## Stated task
Emit the entire listing verbatim.

## Materials provided

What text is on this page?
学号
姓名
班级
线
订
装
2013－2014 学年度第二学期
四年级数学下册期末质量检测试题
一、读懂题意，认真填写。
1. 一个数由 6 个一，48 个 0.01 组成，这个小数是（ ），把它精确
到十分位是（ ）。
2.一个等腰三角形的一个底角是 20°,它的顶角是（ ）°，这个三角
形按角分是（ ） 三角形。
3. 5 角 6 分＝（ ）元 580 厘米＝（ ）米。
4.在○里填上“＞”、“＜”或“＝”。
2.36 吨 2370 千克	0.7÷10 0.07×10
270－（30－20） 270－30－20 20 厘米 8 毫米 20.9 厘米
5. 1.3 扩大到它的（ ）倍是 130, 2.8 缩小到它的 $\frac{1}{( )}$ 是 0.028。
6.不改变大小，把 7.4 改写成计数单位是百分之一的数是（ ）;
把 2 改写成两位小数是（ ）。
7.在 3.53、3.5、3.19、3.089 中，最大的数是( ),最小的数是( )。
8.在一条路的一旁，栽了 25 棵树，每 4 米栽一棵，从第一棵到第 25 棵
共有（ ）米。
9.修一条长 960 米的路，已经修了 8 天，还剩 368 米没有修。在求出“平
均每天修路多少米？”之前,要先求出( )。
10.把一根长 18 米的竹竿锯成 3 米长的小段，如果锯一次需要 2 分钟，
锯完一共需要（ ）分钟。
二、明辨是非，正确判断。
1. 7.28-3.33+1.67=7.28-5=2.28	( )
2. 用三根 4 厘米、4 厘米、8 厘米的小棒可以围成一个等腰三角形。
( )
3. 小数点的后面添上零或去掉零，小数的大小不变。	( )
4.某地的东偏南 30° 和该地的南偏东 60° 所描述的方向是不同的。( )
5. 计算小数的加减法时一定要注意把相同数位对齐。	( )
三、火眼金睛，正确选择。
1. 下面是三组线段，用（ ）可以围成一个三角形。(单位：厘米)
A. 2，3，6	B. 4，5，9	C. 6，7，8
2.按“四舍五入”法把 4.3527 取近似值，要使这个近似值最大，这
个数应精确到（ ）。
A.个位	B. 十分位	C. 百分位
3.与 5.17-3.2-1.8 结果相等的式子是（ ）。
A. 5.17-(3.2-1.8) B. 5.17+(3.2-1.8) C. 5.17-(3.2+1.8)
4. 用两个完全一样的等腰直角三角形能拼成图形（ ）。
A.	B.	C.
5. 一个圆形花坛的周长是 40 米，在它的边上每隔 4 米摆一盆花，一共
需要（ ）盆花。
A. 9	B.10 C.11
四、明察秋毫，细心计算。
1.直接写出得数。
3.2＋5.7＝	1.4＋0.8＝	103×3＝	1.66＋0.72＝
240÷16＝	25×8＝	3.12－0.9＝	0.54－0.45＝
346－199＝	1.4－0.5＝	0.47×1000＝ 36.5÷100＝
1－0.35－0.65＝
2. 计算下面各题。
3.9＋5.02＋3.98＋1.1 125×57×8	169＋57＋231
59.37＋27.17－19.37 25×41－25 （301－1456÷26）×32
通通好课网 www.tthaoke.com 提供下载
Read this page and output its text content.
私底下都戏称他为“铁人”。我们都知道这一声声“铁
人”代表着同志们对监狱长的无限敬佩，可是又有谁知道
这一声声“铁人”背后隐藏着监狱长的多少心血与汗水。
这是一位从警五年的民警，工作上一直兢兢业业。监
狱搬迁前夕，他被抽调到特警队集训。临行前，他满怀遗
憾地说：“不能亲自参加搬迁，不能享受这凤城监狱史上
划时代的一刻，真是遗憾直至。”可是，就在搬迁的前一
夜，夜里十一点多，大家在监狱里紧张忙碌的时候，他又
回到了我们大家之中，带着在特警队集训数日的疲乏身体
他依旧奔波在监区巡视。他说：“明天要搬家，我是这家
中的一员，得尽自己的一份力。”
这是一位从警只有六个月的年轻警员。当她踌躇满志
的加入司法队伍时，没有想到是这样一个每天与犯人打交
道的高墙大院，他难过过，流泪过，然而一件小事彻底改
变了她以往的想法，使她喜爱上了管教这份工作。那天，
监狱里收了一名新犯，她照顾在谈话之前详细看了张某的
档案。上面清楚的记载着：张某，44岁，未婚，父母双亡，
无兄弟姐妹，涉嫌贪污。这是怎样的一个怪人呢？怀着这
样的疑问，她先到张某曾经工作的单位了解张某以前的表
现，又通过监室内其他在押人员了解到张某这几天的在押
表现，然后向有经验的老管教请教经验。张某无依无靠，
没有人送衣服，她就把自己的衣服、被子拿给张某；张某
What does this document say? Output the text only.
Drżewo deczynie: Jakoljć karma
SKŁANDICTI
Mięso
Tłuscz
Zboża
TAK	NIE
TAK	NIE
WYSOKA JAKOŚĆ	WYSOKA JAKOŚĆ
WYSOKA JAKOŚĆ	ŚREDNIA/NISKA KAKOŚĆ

## Result of this task
What text is on this page?
学号
姓名
班级
线
订
装
2013－2014 学年度第二学期
四年级数学下册期末质量检测试题
一、读懂题意，认真填写。
1. 一个数由 6 个一，48 个 0.01 组成，这个小数是（ ），把它精确
到十分位是（ ）。
2.一个等腰三角形的一个底角是 20°,它的顶角是（ ）°，这个三角
形按角分是（ ） 三角形。
3. 5 角 6 分＝（ ）元 580 厘米＝（ ）米。
4.在○里填上“＞”、“＜”或“＝”。
2.36 吨 2370 千克	0.7÷10 0.07×10
270－（30－20） 270－30－20 20 厘米 8 毫米 20.9 厘米
5. 1.3 扩大到它的（ ）倍是 130, 2.8 缩小到它的 $\frac{1}{( )}$ 是 0.028。
6.不改变大小，把 7.4 改写成计数单位是百分之一的数是（ ）;
把 2 改写成两位小数是（ ）。
7.在 3.53、3.5、3.19、3.089 中，最大的数是( ),最小的数是( )。
8.在一条路的一旁，栽了 25 棵树，每 4 米栽一棵，从第一棵到第 25 棵
共有（ ）米。
9.修一条长 960 米的路，已经修了 8 天，还剩 368 米没有修。在求出“平
均每天修路多少米？”之前,要先求出( )。
10.把一根长 18 米的竹竿锯成 3 米长的小段，如果锯一次需要 2 分钟，
锯完一共需要（ ）分钟。
二、明辨是非，正确判断。
1. 7.28-3.33+1.67=7.28-5=2.28	( )
2. 用三根 4 厘米、4 厘米、8 厘米的小棒可以围成一个等腰三角形。
( )
3. 小数点的后面添上零或去掉零，小数的大小不变。	( )
4.某地的东偏南 30° 和该地的南偏东 60° 所描述的方向是不同的。( )
5. 计算小数的加减法时一定要注意把相同数位对齐。	( )
三、火眼金睛，正确选择。
1. 下面是三组线段，用（ ）可以围成一个三角形。(单位：厘米)
A. 2，3，6	B. 4，5，9	C. 6，7，8
2.按“四舍五入”法把 4.3527 取近似值，要使这个近似值最大，这
个数应精确到（ ）。
A.个位	B. 十分位	C. 百分位
3.与 5.17-3.2-1.8 结果相等的式子是（ ）。
A. 5.17-(3.2-1.8) B. 5.17+(3.2-1.8) C. 5.17-(3.2+1.8)
4. 用两个完全一样的等腰直角三角形能拼成图形（ ）。
A.	B.	C.
5. 一个圆形花坛的周长是 40 米，在它的边上每隔 4 米摆一盆花，一共
需要（ ）盆花。
A. 9	B.10 C.11
四、明察秋毫，细心计算。
1.直接写出得数。
3.2＋5.7＝	1.4＋0.8＝	103×3＝	1.66＋0.72＝
240÷16＝	25×8＝	3.12－0.9＝	0.54－0.45＝
346－199＝	1.4－0.5＝	0.47×1000＝ 36.5÷100＝
1－0.35－0.65＝
2. 计算下面各题。
3.9＋5.02＋3.98＋1.1 125×57×8	169＋57＋231
59.37＋27.17－19.37 25×41－25 （301－1456÷26）×32
通通好课网 www.tthaoke.com 提供下载
Read this page and output its text content.
私底下都戏称他为“铁人”。我们都知道这一声声“铁
人”代表着同志们对监狱长的无限敬佩，可是又有谁知道
这一声声“铁人”背后隐藏着监狱长的多少心血与汗水。
这是一位从警五年的民警，工作上一直兢兢业业。监
狱搬迁前夕，他被抽调到特警队集训。临行前，他满怀遗
憾地说：“不能亲自参加搬迁，不能享受这凤城监狱史上
划时代的一刻，真是遗憾直至。”可是，就在搬迁的前一
夜，夜里十一点多，大家在监狱里紧张忙碌的时候，他又
回到了我们大家之中，带着在特警队集训数日的疲乏身体
他依旧奔波在监区巡视。他说：“明天要搬家，我是这家
中的一员，得尽自己的一份力。”
这是一位从警只有六个月的年轻警员。当她踌躇满志
的加入司法队伍时，没有想到是这样一个每天与犯人打交
道的高墙大院，他难过过，流泪过，然而一件小事彻底改
变了她以往的想法，使她喜爱上了管教这份工作。那天，
监狱里收了一名新犯，她照顾在谈话之前详细看了张某的
档案。上面清楚的记载着：张某，44岁，未婚，父母双亡，
无兄弟姐妹，涉嫌贪污。这是怎样的一个怪人呢？怀着这
样的疑问，她先到张某曾经工作的单位了解张某以前的表
现，又通过监室内其他在押人员了解到张某这几天的在押
表现，然后向有经验的老管教请教经验。张某无依无靠，
没有人送衣服，她就把自己的衣服、被子拿给张某；张某
What does this document say? Output the text only.
Drżewo deczynie: Jakoljć karma
SKŁANDICTI
Mięso
Tłuscz
Zboża
TAK	NIE
TAK	NIE
WYSOKA JAKOŚĆ	WYSOKA JAKOŚĆ
WYSOKA JAKOŚĆ	ŚREDNIA/NISKA KAKOŚĆ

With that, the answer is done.